DOCUMENT TEXT:
Sunday 14 December 2008

Am I virus free?

A few days back, Windows Defender popped up a message to say that a process was attempting to modify my hosts file. I didn't think anything of it for a while as I was running a number of applications that were harmless contenders (such as Mojo CMS, Microsoft Mesh, IIS) and furthermore an anoying URLRedirect service was installed be default on my XP desktop as part of the Dell desktop package which changes your homepage dynamically when a URL is not found.

Initial Virus Scan
As a precaution, I looked up the "SettingsModifier:Win32/PossibleHostsFileHijack" error that was being displayed and followed the advice to perform a full virus scan. I ran a full scan using both Windows Defender AND Semantic (Norton) Antivirus (corporate edition). Both of these gave me a clean bill of health which was encouraging - or so I thought.


After a reboot and after working in VS for a couple of minutes, I received the hosts file hijack error again. I was now rumbled and determined to find out what was causing this. I allowed the process to modify my hosts file to see what was happening. was being redirected to localhost. I then went onto and downloaded both the autoruns application (a tool to determine which processes are launched at startup) and process explorer - an advanced task manager with process tree information and file dependencies.

The first thing that browse all autorun processes. In this list there were 4 libraries and exeutables that were NOT registered to any company. This was suspicious. I searched for the corresponsing entries in google and all of them pointed to a worm or trojan. I found the corresponding executables through the tool and deleted them from my system, some of which were locked hidden system files requiring me to kill the host processes using the sysinternals.

I then peformed the same search using the sysinternals process explorer and found another 5 processes that were not registered to any company. Some of these were desktop extensions that were more than likely harmless (such as Filezilla and Tortoise SVN) but I wasn't going to take any risks. I remove the files and killed the processes.

I then went on a mission to remove any software and files that I was no longer using, simply to allow the virus scanners to run more quickly.

4 hours later and after a subsequent reboot I was still not comfortable. I was receiving a Windows Defender warning from a proces called Kontiki (which is a peer-to-peer media sharing tool). This was likely to be harmless again as it is installed by the media streaming services such as 4OD, but by this stage I was not taking any chances. I have prided myself for having avoided viruses for years, since the disk sharing days of the Commodore Amiga, something had allowed by system to be compromised (perhaps the prevelence of USB keys in the workplace). My firewall is on, my wireless is encrypted and includeds MAC address filters!

I manually removed Kontiki from the startup registry entries (again using sysinternals) and from the program files folder.

Insufficient virus scanners?
I was really concerned that my two virus scanners, both of which were fully up-to-date, had not detected any problems after a full system scan. A collegue had recommened AVG. I downloaded, installed and performed yet another full system scan. AVG found 4 additional Trojans that I had not detected. Fortunately these were not running and were easily quarantined by AVG.

Collected data entries:
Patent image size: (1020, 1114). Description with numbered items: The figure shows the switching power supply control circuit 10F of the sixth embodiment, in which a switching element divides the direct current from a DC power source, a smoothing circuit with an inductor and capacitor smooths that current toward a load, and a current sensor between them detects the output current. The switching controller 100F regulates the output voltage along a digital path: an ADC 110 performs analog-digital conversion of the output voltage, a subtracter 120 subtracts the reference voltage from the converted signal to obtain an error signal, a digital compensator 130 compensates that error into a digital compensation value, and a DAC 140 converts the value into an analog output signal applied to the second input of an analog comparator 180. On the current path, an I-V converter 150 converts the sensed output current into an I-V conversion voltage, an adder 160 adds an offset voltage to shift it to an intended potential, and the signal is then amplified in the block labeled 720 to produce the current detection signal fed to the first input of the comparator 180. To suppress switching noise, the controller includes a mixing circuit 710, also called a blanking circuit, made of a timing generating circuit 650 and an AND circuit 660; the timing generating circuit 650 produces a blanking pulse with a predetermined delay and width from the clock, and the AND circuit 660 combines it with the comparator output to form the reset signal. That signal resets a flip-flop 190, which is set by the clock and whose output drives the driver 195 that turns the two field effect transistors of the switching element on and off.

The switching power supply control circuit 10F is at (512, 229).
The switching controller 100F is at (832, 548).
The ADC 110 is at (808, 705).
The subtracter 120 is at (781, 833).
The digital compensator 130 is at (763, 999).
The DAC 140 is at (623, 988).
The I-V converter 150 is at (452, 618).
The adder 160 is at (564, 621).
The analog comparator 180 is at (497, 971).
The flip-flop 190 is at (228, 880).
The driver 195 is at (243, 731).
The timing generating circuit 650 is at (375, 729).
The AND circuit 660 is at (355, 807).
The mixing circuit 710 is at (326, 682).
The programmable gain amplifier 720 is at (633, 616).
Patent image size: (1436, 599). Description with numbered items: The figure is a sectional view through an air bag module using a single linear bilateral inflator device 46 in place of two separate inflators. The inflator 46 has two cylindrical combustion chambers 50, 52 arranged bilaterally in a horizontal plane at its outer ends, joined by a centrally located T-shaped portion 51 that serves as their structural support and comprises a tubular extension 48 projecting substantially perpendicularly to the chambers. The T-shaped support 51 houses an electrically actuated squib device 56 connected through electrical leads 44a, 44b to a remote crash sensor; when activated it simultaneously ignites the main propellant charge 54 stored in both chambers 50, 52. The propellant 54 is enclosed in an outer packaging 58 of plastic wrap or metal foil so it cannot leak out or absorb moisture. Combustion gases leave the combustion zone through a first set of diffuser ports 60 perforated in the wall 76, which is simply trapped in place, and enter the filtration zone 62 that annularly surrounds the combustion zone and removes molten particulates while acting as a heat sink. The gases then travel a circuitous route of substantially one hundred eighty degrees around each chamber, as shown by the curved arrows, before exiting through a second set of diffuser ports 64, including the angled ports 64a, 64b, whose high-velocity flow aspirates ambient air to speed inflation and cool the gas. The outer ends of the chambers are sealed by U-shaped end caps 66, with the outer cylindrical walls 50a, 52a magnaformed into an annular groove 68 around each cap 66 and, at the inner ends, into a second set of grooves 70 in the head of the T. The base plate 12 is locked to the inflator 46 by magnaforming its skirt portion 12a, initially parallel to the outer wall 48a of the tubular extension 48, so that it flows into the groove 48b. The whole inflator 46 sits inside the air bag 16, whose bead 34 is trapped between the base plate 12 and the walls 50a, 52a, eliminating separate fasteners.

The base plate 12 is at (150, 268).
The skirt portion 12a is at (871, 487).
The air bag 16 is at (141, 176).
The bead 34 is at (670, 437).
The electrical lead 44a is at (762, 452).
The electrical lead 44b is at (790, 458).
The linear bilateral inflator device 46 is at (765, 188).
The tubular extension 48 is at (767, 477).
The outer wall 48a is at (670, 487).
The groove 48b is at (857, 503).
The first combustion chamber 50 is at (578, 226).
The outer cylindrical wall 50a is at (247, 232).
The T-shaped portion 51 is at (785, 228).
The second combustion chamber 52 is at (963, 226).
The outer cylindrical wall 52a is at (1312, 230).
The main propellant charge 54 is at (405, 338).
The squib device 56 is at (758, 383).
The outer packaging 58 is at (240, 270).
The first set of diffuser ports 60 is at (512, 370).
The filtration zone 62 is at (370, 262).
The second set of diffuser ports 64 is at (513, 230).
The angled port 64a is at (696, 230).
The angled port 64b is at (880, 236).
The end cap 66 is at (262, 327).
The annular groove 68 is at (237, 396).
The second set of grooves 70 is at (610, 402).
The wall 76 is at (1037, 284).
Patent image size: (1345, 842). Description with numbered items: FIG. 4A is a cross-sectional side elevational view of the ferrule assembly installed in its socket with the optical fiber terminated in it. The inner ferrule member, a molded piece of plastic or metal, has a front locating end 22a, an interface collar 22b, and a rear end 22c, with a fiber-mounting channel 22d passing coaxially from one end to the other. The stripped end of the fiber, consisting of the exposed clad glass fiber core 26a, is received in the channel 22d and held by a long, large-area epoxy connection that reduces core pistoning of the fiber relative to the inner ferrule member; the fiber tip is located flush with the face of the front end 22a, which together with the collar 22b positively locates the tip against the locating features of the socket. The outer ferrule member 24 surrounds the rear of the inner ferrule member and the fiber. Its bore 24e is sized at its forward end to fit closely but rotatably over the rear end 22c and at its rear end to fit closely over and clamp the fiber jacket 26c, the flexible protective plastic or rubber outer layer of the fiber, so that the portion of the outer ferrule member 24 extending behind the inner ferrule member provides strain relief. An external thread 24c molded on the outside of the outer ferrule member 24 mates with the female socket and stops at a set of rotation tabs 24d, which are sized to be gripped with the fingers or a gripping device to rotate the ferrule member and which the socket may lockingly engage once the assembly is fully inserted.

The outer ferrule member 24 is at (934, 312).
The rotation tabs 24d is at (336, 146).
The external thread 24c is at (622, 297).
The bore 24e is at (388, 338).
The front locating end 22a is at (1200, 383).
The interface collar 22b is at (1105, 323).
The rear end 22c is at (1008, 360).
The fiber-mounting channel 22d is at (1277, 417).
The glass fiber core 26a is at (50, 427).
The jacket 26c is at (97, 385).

EXERCISE DIRECTIONS: Write out the post about the virus scare word for word, from "I manually removed" to "Insufficient virus scanners?".

ANSWER SPACE:
I manually removed Kontiki from the startup registry entries (again using sysinternals) and from the program files folder.

Insufficient virus scanners?